◆ **REQUIRED WORK**
The records below should be written out again, exactly.

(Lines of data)
☆ ☆ ☆ ☆ ☆ ☆ ☆
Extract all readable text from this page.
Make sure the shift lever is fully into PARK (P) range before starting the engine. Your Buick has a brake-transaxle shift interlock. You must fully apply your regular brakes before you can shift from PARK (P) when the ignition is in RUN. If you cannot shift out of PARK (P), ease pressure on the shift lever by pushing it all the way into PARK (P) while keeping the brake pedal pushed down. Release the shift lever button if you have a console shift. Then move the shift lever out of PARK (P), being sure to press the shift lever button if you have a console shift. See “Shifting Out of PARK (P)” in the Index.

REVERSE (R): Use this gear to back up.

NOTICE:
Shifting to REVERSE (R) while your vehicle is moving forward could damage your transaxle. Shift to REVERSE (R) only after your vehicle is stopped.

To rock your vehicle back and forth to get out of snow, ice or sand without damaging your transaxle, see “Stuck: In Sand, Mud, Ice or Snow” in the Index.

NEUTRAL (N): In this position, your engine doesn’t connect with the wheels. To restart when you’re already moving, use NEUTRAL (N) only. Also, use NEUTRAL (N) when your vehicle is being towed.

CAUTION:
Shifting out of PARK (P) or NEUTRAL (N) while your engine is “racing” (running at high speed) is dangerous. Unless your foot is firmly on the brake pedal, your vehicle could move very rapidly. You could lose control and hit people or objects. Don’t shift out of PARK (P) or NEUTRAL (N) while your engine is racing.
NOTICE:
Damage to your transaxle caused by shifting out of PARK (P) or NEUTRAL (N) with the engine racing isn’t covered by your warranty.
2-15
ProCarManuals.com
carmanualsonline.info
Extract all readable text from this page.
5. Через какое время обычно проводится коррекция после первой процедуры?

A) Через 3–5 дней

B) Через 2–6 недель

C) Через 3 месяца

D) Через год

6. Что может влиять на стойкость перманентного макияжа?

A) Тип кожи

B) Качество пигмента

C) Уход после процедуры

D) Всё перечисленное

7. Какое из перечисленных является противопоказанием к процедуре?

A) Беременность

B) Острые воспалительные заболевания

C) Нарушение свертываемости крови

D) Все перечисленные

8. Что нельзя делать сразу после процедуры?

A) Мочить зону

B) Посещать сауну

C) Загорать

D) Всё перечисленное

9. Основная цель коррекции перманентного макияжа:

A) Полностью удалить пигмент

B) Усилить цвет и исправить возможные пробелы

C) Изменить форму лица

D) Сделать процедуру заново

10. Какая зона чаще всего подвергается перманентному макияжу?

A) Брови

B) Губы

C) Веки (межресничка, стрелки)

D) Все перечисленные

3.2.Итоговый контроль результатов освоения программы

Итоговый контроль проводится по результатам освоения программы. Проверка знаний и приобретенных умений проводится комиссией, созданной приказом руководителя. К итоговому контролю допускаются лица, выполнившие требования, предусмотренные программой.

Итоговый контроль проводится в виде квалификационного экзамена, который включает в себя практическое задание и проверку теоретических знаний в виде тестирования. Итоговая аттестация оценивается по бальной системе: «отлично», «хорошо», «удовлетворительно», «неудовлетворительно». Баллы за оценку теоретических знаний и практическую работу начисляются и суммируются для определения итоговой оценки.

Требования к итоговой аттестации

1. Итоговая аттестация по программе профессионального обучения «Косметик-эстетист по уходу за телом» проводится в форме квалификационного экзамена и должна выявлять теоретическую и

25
☆ ☆ ☆ ☆ ☆ ☆ ☆
◆ **THE RESULT**
Extract all readable text from this page.
Make sure the shift lever is fully into PARK (P) range before starting the engine. Your Buick has a brake-transaxle shift interlock. You must fully apply your regular brakes before you can shift from PARK (P) when the ignition is in RUN. If you cannot shift out of PARK (P), ease pressure on the shift lever by pushing it all the way into PARK (P) while keeping the brake pedal pushed down. Release the shift lever button if you have a console shift. Then move the shift lever out of PARK (P), being sure to press the shift lever button if you have a console shift. See “Shifting Out of PARK (P)” in the Index.

REVERSE (R): Use this gear to back up.

NOTICE:
Shifting to REVERSE (R) while your vehicle is moving forward could damage your transaxle. Shift to REVERSE (R) only after your vehicle is stopped.

To rock your vehicle back and forth to get out of snow, ice or sand without damaging your transaxle, see “Stuck: In Sand, Mud, Ice or Snow” in the Index.

NEUTRAL (N): In this position, your engine doesn’t connect with the wheels. To restart when you’re already moving, use NEUTRAL (N) only. Also, use NEUTRAL (N) when your vehicle is being towed.

CAUTION:
Shifting out of PARK (P) or NEUTRAL (N) while your engine is “racing” (running at high speed) is dangerous. Unless your foot is firmly on the brake pedal, your vehicle could move very rapidly. You could lose control and hit people or objects. Don’t shift out of PARK (P) or NEUTRAL (N) while your engine is racing.
NOTICE:
Damage to your transaxle caused by shifting out of PARK (P) or NEUTRAL (N) with the engine racing isn’t covered by your warranty.
2-15
ProCarManuals.com
carmanualsonline.info
Extract all readable text from this page.
5. Через какое время обычно проводится коррекция после первой процедуры?

A) Через 3–5 дней

B) Через 2–6 недель

C) Через 3 месяца

D) Через год

6. Что может влиять на стойкость перманентного макияжа?

A) Тип кожи

B) Качество пигмента

C) Уход после процедуры

D) Всё перечисленное

7. Какое из перечисленных является противопоказанием к процедуре?

A) Беременность

B) Острые воспалительные заболевания

C) Нарушение свертываемости крови

D) Все перечисленные

8. Что нельзя делать сразу после процедуры?

A) Мочить зону

B) Посещать сауну

C) Загорать

D) Всё перечисленное

9. Основная цель коррекции перманентного макияжа:

A) Полностью удалить пигмент

B) Усилить цвет и исправить возможные пробелы

C) Изменить форму лица

D) Сделать процедуру заново

10. Какая зона чаще всего подвергается перманентному макияжу?

A) Брови

B) Губы

C) Веки (межресничка, стрелки)

D) Все перечисленные

3.2.Итоговый контроль результатов освоения программы

Итоговый контроль проводится по результатам освоения программы. Проверка знаний и приобретенных умений проводится комиссией, созданной приказом руководителя. К итоговому контролю допускаются лица, выполнившие требования, предусмотренные программой.

Итоговый контроль проводится в виде квалификационного экзамена, который включает в себя практическое задание и проверку теоретических знаний в виде тестирования. Итоговая аттестация оценивается по бальной системе: «отлично», «хорошо», «удовлетворительно», «неудовлетворительно». Баллы за оценку теоретических знаний и практическую работу начисляются и суммируются для определения итоговой оценки.

Требования к итоговой аттестации

1. Итоговая аттестация по программе профессионального обучения «Косметик-эстетист по уходу за телом» проводится в форме квалификационного экзамена и должна выявлять теоретическую и

25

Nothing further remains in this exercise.